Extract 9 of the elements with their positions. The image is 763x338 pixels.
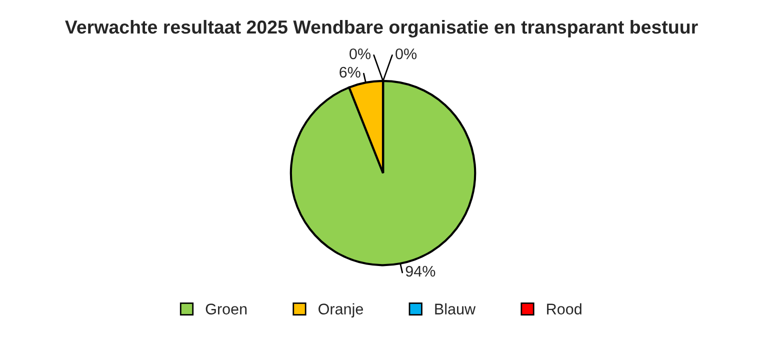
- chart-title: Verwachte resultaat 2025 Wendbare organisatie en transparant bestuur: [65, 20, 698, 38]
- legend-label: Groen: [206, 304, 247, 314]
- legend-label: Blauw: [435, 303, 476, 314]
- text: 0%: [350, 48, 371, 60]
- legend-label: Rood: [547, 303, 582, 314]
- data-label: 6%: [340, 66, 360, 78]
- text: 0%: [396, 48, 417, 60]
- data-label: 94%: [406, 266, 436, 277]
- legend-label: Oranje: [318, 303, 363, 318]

________________________

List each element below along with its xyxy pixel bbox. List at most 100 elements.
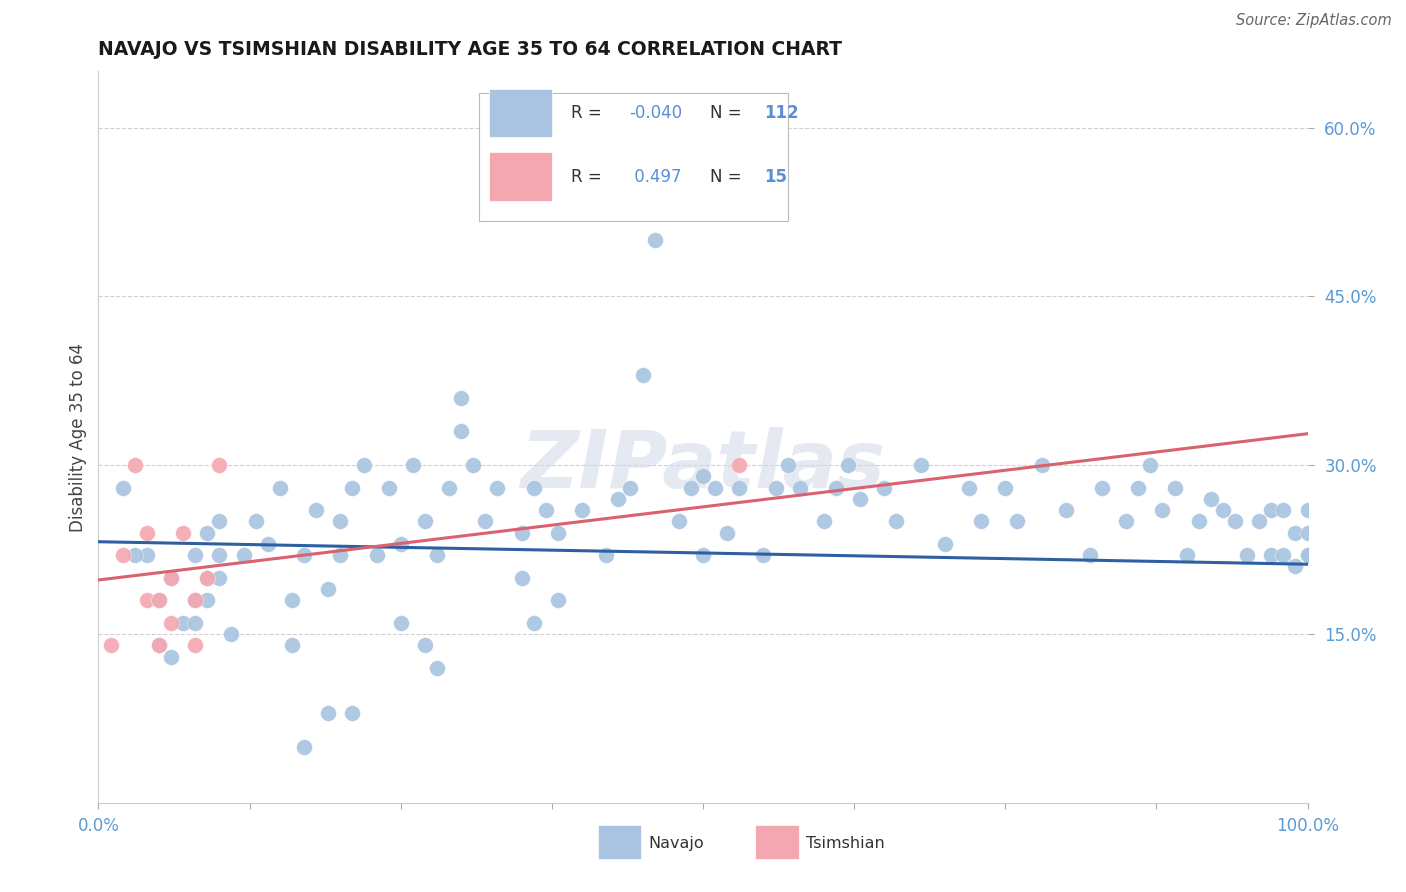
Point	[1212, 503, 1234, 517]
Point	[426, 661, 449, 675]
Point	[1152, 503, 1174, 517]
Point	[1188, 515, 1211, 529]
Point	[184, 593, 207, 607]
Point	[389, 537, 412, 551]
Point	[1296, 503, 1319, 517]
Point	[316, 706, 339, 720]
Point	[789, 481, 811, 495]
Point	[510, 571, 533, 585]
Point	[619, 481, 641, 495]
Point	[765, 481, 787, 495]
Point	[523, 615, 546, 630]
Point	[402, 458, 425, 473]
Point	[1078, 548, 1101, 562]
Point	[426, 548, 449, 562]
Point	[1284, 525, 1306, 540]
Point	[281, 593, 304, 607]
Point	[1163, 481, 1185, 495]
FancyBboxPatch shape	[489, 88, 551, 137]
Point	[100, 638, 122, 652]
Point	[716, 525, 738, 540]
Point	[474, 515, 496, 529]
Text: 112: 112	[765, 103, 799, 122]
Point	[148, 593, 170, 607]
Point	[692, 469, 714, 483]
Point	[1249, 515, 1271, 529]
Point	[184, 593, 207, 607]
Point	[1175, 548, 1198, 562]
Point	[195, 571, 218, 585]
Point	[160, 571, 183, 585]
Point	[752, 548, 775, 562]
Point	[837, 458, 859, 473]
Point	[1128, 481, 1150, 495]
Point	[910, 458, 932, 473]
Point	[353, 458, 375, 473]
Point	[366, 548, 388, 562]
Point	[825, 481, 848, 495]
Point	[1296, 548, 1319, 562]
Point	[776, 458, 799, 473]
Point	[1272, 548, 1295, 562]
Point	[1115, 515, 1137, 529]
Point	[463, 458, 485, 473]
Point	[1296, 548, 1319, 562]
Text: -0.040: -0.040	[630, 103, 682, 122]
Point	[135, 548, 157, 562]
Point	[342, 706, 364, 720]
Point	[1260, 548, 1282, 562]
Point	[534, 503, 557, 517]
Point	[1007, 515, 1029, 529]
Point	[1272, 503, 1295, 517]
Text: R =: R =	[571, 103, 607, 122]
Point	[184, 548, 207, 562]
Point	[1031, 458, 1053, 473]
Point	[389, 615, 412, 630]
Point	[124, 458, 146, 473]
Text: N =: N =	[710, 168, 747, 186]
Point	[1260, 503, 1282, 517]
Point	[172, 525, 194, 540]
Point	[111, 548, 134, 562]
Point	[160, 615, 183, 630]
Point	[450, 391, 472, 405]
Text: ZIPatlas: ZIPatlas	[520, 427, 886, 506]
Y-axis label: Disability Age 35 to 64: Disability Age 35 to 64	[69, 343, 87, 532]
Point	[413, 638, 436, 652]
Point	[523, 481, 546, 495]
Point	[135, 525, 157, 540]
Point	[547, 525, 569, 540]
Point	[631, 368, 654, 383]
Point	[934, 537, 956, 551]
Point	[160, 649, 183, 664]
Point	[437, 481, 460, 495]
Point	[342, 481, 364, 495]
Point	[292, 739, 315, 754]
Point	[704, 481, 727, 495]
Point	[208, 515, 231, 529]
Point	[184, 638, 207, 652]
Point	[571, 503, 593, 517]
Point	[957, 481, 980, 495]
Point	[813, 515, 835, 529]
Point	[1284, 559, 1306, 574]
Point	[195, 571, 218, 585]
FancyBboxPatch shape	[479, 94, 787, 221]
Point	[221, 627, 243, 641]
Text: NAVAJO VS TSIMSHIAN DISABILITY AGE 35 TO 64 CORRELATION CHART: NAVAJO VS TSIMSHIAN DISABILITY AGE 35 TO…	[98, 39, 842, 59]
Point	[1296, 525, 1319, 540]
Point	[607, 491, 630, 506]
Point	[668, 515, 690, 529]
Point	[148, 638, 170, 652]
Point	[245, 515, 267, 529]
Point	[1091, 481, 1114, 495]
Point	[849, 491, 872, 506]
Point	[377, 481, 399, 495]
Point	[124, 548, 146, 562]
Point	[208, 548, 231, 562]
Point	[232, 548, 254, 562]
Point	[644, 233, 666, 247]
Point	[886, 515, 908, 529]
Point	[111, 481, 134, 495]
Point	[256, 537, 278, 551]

________________________

## GOAL
Render the part that opens with the line containing "Extract 9 of" and closes with the line containing "- legend-label: Oranje: [318, 303, 363, 318]" as a JSON list of strings, one string per line, with blank lines omitted. Leave out the picture.

## TASK SOLUTION
[
  "Extract 9 of the elements with their positions. The image is 763x338 pixels.",
  "- chart-title: Verwachte resultaat 2025 Wendbare organisatie en transparant bestuur: [65, 20, 698, 38]",
  "- legend-label: Groen: [206, 304, 247, 314]",
  "- legend-label: Blauw: [435, 303, 476, 314]",
  "- text: 0%: [350, 48, 371, 60]",
  "- legend-label: Rood: [547, 303, 582, 314]",
  "- data-label: 6%: [340, 66, 360, 78]",
  "- text: 0%: [396, 48, 417, 60]",
  "- data-label: 94%: [406, 266, 436, 277]",
  "- legend-label: Oranje: [318, 303, 363, 318]"
]